Retype all of the entries word for word.

**** Provided entries ****

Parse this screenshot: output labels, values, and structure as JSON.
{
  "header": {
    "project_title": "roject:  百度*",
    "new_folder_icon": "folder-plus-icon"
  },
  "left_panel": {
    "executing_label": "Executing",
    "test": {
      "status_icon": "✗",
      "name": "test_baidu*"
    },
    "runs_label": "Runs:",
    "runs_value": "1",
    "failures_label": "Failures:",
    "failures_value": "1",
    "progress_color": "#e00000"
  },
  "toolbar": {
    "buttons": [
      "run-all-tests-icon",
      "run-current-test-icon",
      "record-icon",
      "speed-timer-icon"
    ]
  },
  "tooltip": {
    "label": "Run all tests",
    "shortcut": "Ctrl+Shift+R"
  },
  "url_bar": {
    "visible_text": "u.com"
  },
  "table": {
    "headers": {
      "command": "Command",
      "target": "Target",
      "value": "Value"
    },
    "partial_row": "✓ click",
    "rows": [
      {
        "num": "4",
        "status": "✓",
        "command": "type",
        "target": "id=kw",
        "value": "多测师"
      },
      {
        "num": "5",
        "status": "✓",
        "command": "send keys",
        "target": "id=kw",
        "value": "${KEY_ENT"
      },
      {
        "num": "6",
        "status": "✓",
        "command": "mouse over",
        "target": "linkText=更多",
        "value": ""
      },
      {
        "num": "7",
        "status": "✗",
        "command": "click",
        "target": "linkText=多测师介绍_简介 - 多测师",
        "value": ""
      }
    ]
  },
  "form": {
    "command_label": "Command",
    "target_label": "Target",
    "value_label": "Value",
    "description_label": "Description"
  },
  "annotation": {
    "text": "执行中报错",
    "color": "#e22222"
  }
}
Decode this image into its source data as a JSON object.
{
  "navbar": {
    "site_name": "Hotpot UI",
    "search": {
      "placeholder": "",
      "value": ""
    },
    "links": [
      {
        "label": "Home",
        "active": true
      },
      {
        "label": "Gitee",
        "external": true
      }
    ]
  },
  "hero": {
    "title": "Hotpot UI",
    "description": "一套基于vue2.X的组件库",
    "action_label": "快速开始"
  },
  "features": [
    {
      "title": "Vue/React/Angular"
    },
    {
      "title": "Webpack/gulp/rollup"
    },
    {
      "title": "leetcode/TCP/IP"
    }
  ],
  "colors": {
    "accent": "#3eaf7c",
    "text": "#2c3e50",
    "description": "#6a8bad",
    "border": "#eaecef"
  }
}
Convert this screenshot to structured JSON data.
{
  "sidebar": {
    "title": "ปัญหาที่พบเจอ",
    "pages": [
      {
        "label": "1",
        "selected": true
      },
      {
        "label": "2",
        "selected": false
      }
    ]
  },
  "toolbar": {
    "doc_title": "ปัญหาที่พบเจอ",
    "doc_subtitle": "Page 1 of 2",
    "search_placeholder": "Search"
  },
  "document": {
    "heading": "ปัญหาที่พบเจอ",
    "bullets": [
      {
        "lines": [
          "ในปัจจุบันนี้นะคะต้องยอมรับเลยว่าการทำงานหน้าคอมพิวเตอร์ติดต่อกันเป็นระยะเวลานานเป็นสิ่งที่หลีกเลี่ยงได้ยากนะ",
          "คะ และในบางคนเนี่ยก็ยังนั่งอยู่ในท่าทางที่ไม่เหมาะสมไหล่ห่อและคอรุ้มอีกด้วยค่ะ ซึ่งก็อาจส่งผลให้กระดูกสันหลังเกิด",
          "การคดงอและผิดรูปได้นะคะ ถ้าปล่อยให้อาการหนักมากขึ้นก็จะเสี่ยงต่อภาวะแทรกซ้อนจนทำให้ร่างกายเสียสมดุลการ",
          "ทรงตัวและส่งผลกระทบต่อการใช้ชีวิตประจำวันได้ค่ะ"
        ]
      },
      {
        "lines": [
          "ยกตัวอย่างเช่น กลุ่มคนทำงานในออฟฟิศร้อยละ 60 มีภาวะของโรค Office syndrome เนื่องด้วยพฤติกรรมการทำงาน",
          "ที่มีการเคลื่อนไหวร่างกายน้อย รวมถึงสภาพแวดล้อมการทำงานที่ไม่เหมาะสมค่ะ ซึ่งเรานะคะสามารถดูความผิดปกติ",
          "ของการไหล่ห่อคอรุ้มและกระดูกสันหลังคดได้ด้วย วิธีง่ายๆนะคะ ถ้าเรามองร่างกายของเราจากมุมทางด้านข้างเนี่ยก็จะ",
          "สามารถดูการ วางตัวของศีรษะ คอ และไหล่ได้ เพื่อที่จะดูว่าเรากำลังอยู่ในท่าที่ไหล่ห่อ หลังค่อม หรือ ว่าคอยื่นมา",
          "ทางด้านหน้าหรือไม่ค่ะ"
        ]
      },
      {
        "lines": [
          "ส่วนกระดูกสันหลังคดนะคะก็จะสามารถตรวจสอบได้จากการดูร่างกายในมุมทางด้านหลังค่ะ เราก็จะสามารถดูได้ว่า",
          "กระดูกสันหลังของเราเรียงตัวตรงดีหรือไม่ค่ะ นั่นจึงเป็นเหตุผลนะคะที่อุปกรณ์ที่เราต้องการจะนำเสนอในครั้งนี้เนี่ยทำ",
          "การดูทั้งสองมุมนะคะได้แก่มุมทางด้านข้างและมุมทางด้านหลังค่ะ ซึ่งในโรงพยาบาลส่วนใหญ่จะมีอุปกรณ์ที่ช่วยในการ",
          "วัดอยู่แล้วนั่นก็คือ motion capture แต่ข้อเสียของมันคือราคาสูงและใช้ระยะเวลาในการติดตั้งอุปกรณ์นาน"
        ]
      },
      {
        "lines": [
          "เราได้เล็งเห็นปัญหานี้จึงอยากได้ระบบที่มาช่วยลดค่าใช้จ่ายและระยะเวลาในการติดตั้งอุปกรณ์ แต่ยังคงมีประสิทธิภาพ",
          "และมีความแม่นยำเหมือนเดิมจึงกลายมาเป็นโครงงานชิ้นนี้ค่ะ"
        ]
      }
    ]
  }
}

****

**Written solution:**
Parse this screenshot: output labels, values, and structure as JSON.
{
  "header": {
    "project_title": "roject:  百度*",
    "new_folder_icon": "folder-plus-icon"
  },
  "left_panel": {
    "executing_label": "Executing",
    "test": {
      "status_icon": "✗",
      "name": "test_baidu*"
    },
    "runs_label": "Runs:",
    "runs_value": "1",
    "failures_label": "Failures:",
    "failures_value": "1",
    "progress_color": "#e00000"
  },
  "toolbar": {
    "buttons": [
      "run-all-tests-icon",
      "run-current-test-icon",
      "record-icon",
      "speed-timer-icon"
    ]
  },
  "tooltip": {
    "label": "Run all tests",
    "shortcut": "Ctrl+Shift+R"
  },
  "url_bar": {
    "visible_text": "u.com"
  },
  "table": {
    "headers": {
      "command": "Command",
      "target": "Target",
      "value": "Value"
    },
    "partial_row": "✓ click",
    "rows": [
      {
        "num": "4",
        "status": "✓",
        "command": "type",
        "target": "id=kw",
        "value": "多测师"
      },
      {
        "num": "5",
        "status": "✓",
        "command": "send keys",
        "target": "id=kw",
        "value": "${KEY_ENT"
      },
      {
        "num": "6",
        "status": "✓",
        "command": "mouse over",
        "target": "linkText=更多",
        "value": ""
      },
      {
        "num": "7",
        "status": "✗",
        "command": "click",
        "target": "linkText=多测师介绍_简介 - 多测师",
        "value": ""
      }
    ]
  },
  "form": {
    "command_label": "Command",
    "target_label": "Target",
    "value_label": "Value",
    "description_label": "Description"
  },
  "annotation": {
    "text": "执行中报错",
    "color": "#e22222"
  }
}
Decode this image into its source data as a JSON object.
{
  "navbar": {
    "site_name": "Hotpot UI",
    "search": {
      "placeholder": "",
      "value": ""
    },
    "links": [
      {
        "label": "Home",
        "active": true
      },
      {
        "label": "Gitee",
        "external": true
      }
    ]
  },
  "hero": {
    "title": "Hotpot UI",
    "description": "一套基于vue2.X的组件库",
    "action_label": "快速开始"
  },
  "features": [
    {
      "title": "Vue/React/Angular"
    },
    {
      "title": "Webpack/gulp/rollup"
    },
    {
      "title": "leetcode/TCP/IP"
    }
  ],
  "colors": {
    "accent": "#3eaf7c",
    "text": "#2c3e50",
    "description": "#6a8bad",
    "border": "#eaecef"
  }
}
Convert this screenshot to structured JSON data.
{
  "sidebar": {
    "title": "ปัญหาที่พบเจอ",
    "pages": [
      {
        "label": "1",
        "selected": true
      },
      {
        "label": "2",
        "selected": false
      }
    ]
  },
  "toolbar": {
    "doc_title": "ปัญหาที่พบเจอ",
    "doc_subtitle": "Page 1 of 2",
    "search_placeholder": "Search"
  },
  "document": {
    "heading": "ปัญหาที่พบเจอ",
    "bullets": [
      {
        "lines": [
          "ในปัจจุบันนี้นะคะต้องยอมรับเลยว่าการทำงานหน้าคอมพิวเตอร์ติดต่อกันเป็นระยะเวลานานเป็นสิ่งที่หลีกเลี่ยงได้ยากนะ",
          "คะ และในบางคนเนี่ยก็ยังนั่งอยู่ในท่าทางที่ไม่เหมาะสมไหล่ห่อและคอรุ้มอีกด้วยค่ะ ซึ่งก็อาจส่งผลให้กระดูกสันหลังเกิด",
          "การคดงอและผิดรูปได้นะคะ ถ้าปล่อยให้อาการหนักมากขึ้นก็จะเสี่ยงต่อภาวะแทรกซ้อนจนทำให้ร่างกายเสียสมดุลการ",
          "ทรงตัวและส่งผลกระทบต่อการใช้ชีวิตประจำวันได้ค่ะ"
        ]
      },
      {
        "lines": [
          "ยกตัวอย่างเช่น กลุ่มคนทำงานในออฟฟิศร้อยละ 60 มีภาวะของโรค Office syndrome เนื่องด้วยพฤติกรรมการทำงาน",
          "ที่มีการเคลื่อนไหวร่างกายน้อย รวมถึงสภาพแวดล้อมการทำงานที่ไม่เหมาะสมค่ะ ซึ่งเรานะคะสามารถดูความผิดปกติ",
          "ของการไหล่ห่อคอรุ้มและกระดูกสันหลังคดได้ด้วย วิธีง่ายๆนะคะ ถ้าเรามองร่างกายของเราจากมุมทางด้านข้างเนี่ยก็จะ",
          "สามารถดูการ วางตัวของศีรษะ คอ และไหล่ได้ เพื่อที่จะดูว่าเรากำลังอยู่ในท่าที่ไหล่ห่อ หลังค่อม หรือ ว่าคอยื่นมา",
          "ทางด้านหน้าหรือไม่ค่ะ"
        ]
      },
      {
        "lines": [
          "ส่วนกระดูกสันหลังคดนะคะก็จะสามารถตรวจสอบได้จากการดูร่างกายในมุมทางด้านหลังค่ะ เราก็จะสามารถดูได้ว่า",
          "กระดูกสันหลังของเราเรียงตัวตรงดีหรือไม่ค่ะ นั่นจึงเป็นเหตุผลนะคะที่อุปกรณ์ที่เราต้องการจะนำเสนอในครั้งนี้เนี่ยทำ",
          "การดูทั้งสองมุมนะคะได้แก่มุมทางด้านข้างและมุมทางด้านหลังค่ะ ซึ่งในโรงพยาบาลส่วนใหญ่จะมีอุปกรณ์ที่ช่วยในการ",
          "วัดอยู่แล้วนั่นก็คือ motion capture แต่ข้อเสียของมันคือราคาสูงและใช้ระยะเวลาในการติดตั้งอุปกรณ์นาน"
        ]
      },
      {
        "lines": [
          "เราได้เล็งเห็นปัญหานี้จึงอยากได้ระบบที่มาช่วยลดค่าใช้จ่ายและระยะเวลาในการติดตั้งอุปกรณ์ แต่ยังคงมีประสิทธิภาพ",
          "และมีความแม่นยำเหมือนเดิมจึงกลายมาเป็นโครงงานชิ้นนี้ค่ะ"
        ]
      }
    ]
  }
}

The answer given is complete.